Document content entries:
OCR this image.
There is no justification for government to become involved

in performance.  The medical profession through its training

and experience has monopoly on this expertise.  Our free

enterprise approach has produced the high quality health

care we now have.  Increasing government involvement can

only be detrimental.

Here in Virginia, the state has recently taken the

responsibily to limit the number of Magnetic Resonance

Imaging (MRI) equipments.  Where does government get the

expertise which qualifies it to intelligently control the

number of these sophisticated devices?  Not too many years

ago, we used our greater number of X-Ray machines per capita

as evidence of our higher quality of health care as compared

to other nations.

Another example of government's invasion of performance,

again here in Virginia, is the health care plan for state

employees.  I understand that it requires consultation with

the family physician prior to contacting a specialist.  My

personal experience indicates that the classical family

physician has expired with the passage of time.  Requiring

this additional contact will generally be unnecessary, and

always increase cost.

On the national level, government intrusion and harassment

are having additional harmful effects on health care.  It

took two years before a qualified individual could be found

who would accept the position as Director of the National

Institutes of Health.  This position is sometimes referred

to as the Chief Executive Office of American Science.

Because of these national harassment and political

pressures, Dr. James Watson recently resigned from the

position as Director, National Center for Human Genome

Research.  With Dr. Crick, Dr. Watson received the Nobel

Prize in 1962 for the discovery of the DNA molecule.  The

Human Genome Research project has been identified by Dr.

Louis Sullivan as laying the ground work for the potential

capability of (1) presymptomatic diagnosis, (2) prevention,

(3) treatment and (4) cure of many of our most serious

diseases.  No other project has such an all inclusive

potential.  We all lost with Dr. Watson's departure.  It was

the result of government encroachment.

Exercise objective:
If a line in the records above contains the word "Genome", copy it.

Task output:
position as Director, National Center for Human Genome
Human Genome Research project has been identified by Dr.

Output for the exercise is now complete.